[Extracts from a graphics dataset]
──────────

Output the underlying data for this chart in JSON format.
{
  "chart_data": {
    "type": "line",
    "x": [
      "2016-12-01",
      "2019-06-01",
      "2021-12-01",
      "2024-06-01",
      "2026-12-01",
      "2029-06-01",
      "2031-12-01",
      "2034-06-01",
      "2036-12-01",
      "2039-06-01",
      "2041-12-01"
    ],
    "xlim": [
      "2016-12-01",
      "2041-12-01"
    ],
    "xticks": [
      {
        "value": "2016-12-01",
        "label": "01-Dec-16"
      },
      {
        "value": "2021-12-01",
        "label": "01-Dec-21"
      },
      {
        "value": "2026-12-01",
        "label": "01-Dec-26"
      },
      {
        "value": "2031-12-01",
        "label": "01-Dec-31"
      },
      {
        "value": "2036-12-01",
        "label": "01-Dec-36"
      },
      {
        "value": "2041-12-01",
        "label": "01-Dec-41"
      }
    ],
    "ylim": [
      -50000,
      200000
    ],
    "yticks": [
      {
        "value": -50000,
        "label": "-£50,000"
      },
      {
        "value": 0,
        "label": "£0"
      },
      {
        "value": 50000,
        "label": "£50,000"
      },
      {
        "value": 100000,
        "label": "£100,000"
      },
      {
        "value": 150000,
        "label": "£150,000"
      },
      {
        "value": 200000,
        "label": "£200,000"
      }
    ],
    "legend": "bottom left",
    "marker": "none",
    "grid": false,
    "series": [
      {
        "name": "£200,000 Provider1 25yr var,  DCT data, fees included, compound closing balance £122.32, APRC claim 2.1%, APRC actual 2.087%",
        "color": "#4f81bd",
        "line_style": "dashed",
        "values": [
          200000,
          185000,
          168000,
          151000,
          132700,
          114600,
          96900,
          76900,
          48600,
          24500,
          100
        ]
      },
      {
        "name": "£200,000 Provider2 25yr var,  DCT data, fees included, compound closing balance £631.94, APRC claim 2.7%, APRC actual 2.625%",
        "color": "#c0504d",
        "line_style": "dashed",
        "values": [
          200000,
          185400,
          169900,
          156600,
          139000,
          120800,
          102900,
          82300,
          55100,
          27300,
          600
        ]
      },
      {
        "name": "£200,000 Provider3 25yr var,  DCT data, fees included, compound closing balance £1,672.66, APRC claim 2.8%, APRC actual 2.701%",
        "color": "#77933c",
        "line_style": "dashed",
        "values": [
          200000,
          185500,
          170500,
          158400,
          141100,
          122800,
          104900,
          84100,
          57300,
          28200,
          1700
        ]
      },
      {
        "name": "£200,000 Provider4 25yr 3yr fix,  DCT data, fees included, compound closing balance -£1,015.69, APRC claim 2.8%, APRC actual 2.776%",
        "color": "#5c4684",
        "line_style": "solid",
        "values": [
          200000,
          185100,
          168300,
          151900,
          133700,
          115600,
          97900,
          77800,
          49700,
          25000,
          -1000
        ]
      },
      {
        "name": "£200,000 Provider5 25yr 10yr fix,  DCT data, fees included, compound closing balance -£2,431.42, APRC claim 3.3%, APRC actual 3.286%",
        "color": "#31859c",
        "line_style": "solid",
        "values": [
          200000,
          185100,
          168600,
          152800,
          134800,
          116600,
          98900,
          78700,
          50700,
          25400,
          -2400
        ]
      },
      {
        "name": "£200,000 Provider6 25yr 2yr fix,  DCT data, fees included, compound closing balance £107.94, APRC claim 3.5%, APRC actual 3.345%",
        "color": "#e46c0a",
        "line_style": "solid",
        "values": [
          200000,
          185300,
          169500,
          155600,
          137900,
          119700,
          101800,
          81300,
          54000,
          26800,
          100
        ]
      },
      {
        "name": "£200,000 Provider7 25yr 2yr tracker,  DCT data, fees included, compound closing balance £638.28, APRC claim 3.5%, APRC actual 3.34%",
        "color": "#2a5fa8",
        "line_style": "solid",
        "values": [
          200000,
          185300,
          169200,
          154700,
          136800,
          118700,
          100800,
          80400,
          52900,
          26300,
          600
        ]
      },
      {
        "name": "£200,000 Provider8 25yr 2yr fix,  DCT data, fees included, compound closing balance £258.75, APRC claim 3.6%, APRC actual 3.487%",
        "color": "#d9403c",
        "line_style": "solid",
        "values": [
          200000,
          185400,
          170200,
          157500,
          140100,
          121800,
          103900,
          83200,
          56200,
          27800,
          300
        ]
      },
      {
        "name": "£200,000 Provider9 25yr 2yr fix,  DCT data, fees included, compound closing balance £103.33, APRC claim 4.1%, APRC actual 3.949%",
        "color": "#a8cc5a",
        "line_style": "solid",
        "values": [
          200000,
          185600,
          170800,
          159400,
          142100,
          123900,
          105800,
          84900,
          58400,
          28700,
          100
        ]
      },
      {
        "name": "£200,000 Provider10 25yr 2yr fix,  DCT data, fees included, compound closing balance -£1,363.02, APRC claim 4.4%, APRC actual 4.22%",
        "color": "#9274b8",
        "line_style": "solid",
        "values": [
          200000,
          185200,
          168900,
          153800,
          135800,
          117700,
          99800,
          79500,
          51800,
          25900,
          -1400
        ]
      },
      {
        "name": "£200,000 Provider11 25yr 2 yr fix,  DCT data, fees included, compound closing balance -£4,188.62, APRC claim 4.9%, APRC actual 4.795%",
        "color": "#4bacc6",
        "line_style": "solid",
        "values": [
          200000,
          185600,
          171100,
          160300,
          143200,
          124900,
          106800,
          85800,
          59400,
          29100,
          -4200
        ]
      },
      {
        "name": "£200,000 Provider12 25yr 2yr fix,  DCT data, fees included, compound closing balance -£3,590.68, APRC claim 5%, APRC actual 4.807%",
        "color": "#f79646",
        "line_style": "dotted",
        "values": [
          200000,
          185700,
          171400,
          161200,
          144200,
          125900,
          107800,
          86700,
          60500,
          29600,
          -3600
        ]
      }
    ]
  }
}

──────────

Work to do: Write the material out again word for word.

Complete answer:
Output the underlying data for this chart in JSON format.
{
  "chart_data": {
    "type": "line",
    "x": [
      "2016-12-01",
      "2019-06-01",
      "2021-12-01",
      "2024-06-01",
      "2026-12-01",
      "2029-06-01",
      "2031-12-01",
      "2034-06-01",
      "2036-12-01",
      "2039-06-01",
      "2041-12-01"
    ],
    "xlim": [
      "2016-12-01",
      "2041-12-01"
    ],
    "xticks": [
      {
        "value": "2016-12-01",
        "label": "01-Dec-16"
      },
      {
        "value": "2021-12-01",
        "label": "01-Dec-21"
      },
      {
        "value": "2026-12-01",
        "label": "01-Dec-26"
      },
      {
        "value": "2031-12-01",
        "label": "01-Dec-31"
      },
      {
        "value": "2036-12-01",
        "label": "01-Dec-36"
      },
      {
        "value": "2041-12-01",
        "label": "01-Dec-41"
      }
    ],
    "ylim": [
      -50000,
      200000
    ],
    "yticks": [
      {
        "value": -50000,
        "label": "-£50,000"
      },
      {
        "value": 0,
        "label": "£0"
      },
      {
        "value": 50000,
        "label": "£50,000"
      },
      {
        "value": 100000,
        "label": "£100,000"
      },
      {
        "value": 150000,
        "label": "£150,000"
      },
      {
        "value": 200000,
        "label": "£200,000"
      }
    ],
    "legend": "bottom left",
    "marker": "none",
    "grid": false,
    "series": [
      {
        "name": "£200,000 Provider1 25yr var,  DCT data, fees included, compound closing balance £122.32, APRC claim 2.1%, APRC actual 2.087%",
        "color": "#4f81bd",
        "line_style": "dashed",
        "values": [
          200000,
          185000,
          168000,
          151000,
          132700,
          114600,
          96900,
          76900,
          48600,
          24500,
          100
        ]
      },
      {
        "name": "£200,000 Provider2 25yr var,  DCT data, fees included, compound closing balance £631.94, APRC claim 2.7%, APRC actual 2.625%",
        "color": "#c0504d",
        "line_style": "dashed",
        "values": [
          200000,
          185400,
          169900,
          156600,
          139000,
          120800,
          102900,
          82300,
          55100,
          27300,
          600
        ]
      },
      {
        "name": "£200,000 Provider3 25yr var,  DCT data, fees included, compound closing balance £1,672.66, APRC claim 2.8%, APRC actual 2.701%",
        "color": "#77933c",
        "line_style": "dashed",
        "values": [
          200000,
          185500,
          170500,
          158400,
          141100,
          122800,
          104900,
          84100,
          57300,
          28200,
          1700
        ]
      },
      {
        "name": "£200,000 Provider4 25yr 3yr fix,  DCT data, fees included, compound closing balance -£1,015.69, APRC claim 2.8%, APRC actual 2.776%",
        "color": "#5c4684",
        "line_style": "solid",
        "values": [
          200000,
          185100,
          168300,
          151900,
          133700,
          115600,
          97900,
          77800,
          49700,
          25000,
          -1000
        ]
      },
      {
        "name": "£200,000 Provider5 25yr 10yr fix,  DCT data, fees included, compound closing balance -£2,431.42, APRC claim 3.3%, APRC actual 3.286%",
        "color": "#31859c",
        "line_style": "solid",
        "values": [
          200000,
          185100,
          168600,
          152800,
          134800,
          116600,
          98900,
          78700,
          50700,
          25400,
          -2400
        ]
      },
      {
        "name": "£200,000 Provider6 25yr 2yr fix,  DCT data, fees included, compound closing balance £107.94, APRC claim 3.5%, APRC actual 3.345%",
        "color": "#e46c0a",
        "line_style": "solid",
        "values": [
          200000,
          185300,
          169500,
          155600,
          137900,
          119700,
          101800,
          81300,
          54000,
          26800,
          100
        ]
      },
      {
        "name": "£200,000 Provider7 25yr 2yr tracker,  DCT data, fees included, compound closing balance £638.28, APRC claim 3.5%, APRC actual 3.34%",
        "color": "#2a5fa8",
        "line_style": "solid",
        "values": [
          200000,
          185300,
          169200,
          154700,
          136800,
          118700,
          100800,
          80400,
          52900,
          26300,
          600
        ]
      },
      {
        "name": "£200,000 Provider8 25yr 2yr fix,  DCT data, fees included, compound closing balance £258.75, APRC claim 3.6%, APRC actual 3.487%",
        "color": "#d9403c",
        "line_style": "solid",
        "values": [
          200000,
          185400,
          170200,
          157500,
          140100,
          121800,
          103900,
          83200,
          56200,
          27800,
          300
        ]
      },
      {
        "name": "£200,000 Provider9 25yr 2yr fix,  DCT data, fees included, compound closing balance £103.33, APRC claim 4.1%, APRC actual 3.949%",
        "color": "#a8cc5a",
        "line_style": "solid",
        "values": [
          200000,
          185600,
          170800,
          159400,
          142100,
          123900,
          105800,
          84900,
          58400,
          28700,
          100
        ]
      },
      {
        "name": "£200,000 Provider10 25yr 2yr fix,  DCT data, fees included, compound closing balance -£1,363.02, APRC claim 4.4%, APRC actual 4.22%",
        "color": "#9274b8",
        "line_style": "solid",
        "values": [
          200000,
          185200,
          168900,
          153800,
          135800,
          117700,
          99800,
          79500,
          51800,
          25900,
          -1400
        ]
      },
      {
        "name": "£200,000 Provider11 25yr 2 yr fix,  DCT data, fees included, compound closing balance -£4,188.62, APRC claim 4.9%, APRC actual 4.795%",
        "color": "#4bacc6",
        "line_style": "solid",
        "values": [
          200000,
          185600,
          171100,
          160300,
          143200,
          124900,
          106800,
          85800,
          59400,
          29100,
          -4200
        ]
      },
      {
        "name": "£200,000 Provider12 25yr 2yr fix,  DCT data, fees included, compound closing balance -£3,590.68, APRC claim 5%, APRC actual 4.807%",
        "color": "#f79646",
        "line_style": "dotted",
        "values": [
          200000,
          185700,
          171400,
          161200,
          144200,
          125900,
          107800,
          86700,
          60500,
          29600,
          -3600
        ]
      }
    ]
  }
}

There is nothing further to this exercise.